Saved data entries
________________________________________

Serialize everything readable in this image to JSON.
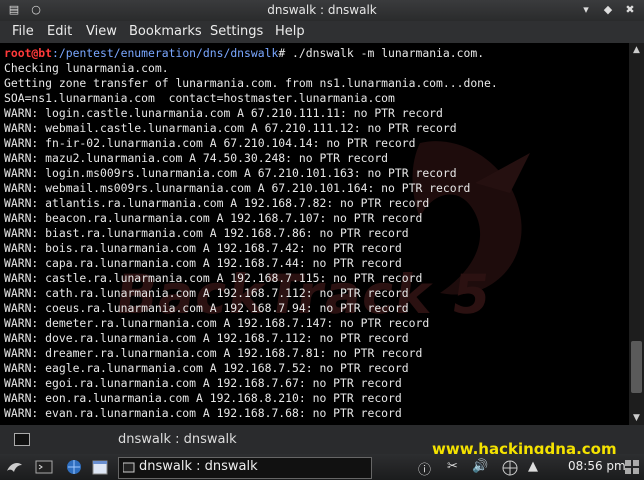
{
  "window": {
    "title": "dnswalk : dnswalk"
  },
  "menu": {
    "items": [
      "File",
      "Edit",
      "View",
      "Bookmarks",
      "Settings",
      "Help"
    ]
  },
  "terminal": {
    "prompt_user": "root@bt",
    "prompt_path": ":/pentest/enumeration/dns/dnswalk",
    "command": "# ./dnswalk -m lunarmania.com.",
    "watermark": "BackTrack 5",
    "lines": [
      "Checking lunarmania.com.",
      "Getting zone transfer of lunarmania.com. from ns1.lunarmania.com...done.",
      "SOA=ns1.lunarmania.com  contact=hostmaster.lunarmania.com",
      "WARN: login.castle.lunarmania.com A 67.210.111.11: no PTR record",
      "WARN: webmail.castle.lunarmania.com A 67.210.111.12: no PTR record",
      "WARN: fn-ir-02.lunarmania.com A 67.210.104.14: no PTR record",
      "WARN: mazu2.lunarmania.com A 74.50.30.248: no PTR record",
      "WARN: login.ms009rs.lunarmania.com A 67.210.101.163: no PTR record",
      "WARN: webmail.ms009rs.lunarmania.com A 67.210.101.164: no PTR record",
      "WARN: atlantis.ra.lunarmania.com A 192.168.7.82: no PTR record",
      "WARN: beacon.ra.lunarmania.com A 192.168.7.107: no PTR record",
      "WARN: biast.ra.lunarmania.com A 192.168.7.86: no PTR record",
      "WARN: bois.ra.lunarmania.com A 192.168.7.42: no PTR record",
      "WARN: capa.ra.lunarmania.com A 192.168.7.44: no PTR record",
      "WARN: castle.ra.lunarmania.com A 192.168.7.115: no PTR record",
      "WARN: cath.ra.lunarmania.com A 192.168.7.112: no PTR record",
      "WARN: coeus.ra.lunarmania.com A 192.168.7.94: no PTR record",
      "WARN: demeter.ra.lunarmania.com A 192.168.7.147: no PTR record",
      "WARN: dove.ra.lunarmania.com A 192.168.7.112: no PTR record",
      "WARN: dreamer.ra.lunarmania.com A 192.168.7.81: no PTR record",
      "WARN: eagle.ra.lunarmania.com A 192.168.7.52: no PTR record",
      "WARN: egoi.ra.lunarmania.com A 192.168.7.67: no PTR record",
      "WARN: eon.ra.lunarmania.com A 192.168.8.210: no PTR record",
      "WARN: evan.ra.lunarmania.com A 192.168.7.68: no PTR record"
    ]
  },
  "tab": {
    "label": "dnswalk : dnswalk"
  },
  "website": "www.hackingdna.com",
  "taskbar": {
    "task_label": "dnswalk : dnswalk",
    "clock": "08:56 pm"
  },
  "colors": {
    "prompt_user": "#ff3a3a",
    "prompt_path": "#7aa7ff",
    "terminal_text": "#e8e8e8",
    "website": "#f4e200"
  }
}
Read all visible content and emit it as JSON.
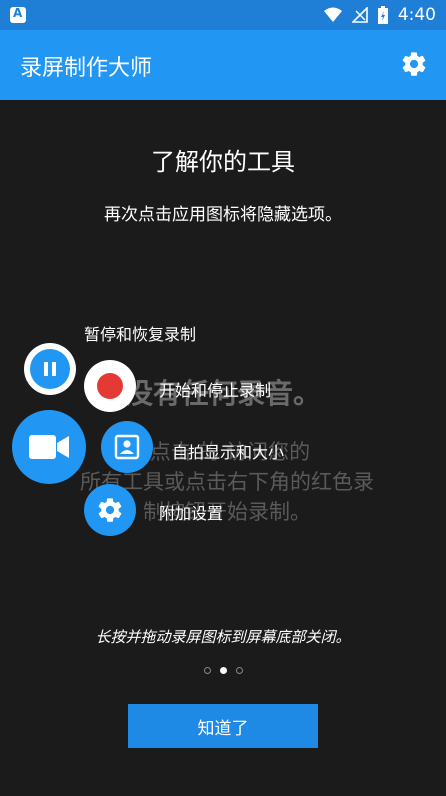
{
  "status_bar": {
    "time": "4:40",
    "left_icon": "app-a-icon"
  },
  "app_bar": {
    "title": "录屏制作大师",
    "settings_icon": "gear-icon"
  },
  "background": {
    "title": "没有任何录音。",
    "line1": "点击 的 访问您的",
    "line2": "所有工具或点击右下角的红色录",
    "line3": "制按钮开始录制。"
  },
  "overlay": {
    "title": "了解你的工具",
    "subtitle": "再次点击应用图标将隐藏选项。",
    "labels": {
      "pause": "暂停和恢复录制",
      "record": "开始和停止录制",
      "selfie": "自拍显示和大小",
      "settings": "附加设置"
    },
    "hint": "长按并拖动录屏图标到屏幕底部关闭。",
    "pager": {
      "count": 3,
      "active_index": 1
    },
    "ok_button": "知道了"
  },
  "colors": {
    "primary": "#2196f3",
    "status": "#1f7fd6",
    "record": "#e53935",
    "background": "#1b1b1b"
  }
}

________________________________________

◆ **Given problem**: Return every line in the listing that contains the word "icon".

◆ **Result for this exercise**:
    "left_icon": "app-a-icon"
    "settings_icon": "gear-icon"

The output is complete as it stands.